Set problem
Copy every record below exactly.

──────── Material shown

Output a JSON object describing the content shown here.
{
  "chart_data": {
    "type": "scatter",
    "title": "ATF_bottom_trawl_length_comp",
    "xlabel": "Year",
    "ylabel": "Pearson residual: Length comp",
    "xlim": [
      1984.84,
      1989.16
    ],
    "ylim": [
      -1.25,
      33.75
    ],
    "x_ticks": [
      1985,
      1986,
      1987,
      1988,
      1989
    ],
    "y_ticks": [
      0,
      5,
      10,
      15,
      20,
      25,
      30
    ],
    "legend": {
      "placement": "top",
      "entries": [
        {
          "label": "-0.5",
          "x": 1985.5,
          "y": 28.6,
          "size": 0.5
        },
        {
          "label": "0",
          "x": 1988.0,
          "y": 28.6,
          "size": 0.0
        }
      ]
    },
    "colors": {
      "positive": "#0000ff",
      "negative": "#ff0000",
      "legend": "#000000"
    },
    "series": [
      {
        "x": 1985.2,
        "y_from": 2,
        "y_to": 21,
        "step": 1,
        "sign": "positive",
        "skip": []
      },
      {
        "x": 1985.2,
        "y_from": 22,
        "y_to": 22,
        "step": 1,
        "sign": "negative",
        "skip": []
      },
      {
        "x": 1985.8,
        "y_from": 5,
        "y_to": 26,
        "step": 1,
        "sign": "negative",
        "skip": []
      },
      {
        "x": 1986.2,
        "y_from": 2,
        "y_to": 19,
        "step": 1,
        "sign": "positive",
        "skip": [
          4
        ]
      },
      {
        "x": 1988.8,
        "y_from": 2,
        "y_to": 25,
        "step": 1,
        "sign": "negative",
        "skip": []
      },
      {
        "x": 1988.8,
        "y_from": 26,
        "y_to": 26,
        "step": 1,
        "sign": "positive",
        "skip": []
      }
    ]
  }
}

────────────────

Response to this task
Output a JSON object describing the content shown here.
{
  "chart_data": {
    "type": "scatter",
    "title": "ATF_bottom_trawl_length_comp",
    "xlabel": "Year",
    "ylabel": "Pearson residual: Length comp",
    "xlim": [
      1984.84,
      1989.16
    ],
    "ylim": [
      -1.25,
      33.75
    ],
    "x_ticks": [
      1985,
      1986,
      1987,
      1988,
      1989
    ],
    "y_ticks": [
      0,
      5,
      10,
      15,
      20,
      25,
      30
    ],
    "legend": {
      "placement": "top",
      "entries": [
        {
          "label": "-0.5",
          "x": 1985.5,
          "y": 28.6,
          "size": 0.5
        },
        {
          "label": "0",
          "x": 1988.0,
          "y": 28.6,
          "size": 0.0
        }
      ]
    },
    "colors": {
      "positive": "#0000ff",
      "negative": "#ff0000",
      "legend": "#000000"
    },
    "series": [
      {
        "x": 1985.2,
        "y_from": 2,
        "y_to": 21,
        "step": 1,
        "sign": "positive",
        "skip": []
      },
      {
        "x": 1985.2,
        "y_from": 22,
        "y_to": 22,
        "step": 1,
        "sign": "negative",
        "skip": []
      },
      {
        "x": 1985.8,
        "y_from": 5,
        "y_to": 26,
        "step": 1,
        "sign": "negative",
        "skip": []
      },
      {
        "x": 1986.2,
        "y_from": 2,
        "y_to": 19,
        "step": 1,
        "sign": "positive",
        "skip": [
          4
        ]
      },
      {
        "x": 1988.8,
        "y_from": 2,
        "y_to": 25,
        "step": 1,
        "sign": "negative",
        "skip": []
      },
      {
        "x": 1988.8,
        "y_from": 26,
        "y_to": 26,
        "step": 1,
        "sign": "positive",
        "skip": []
      }
    ]
  }
}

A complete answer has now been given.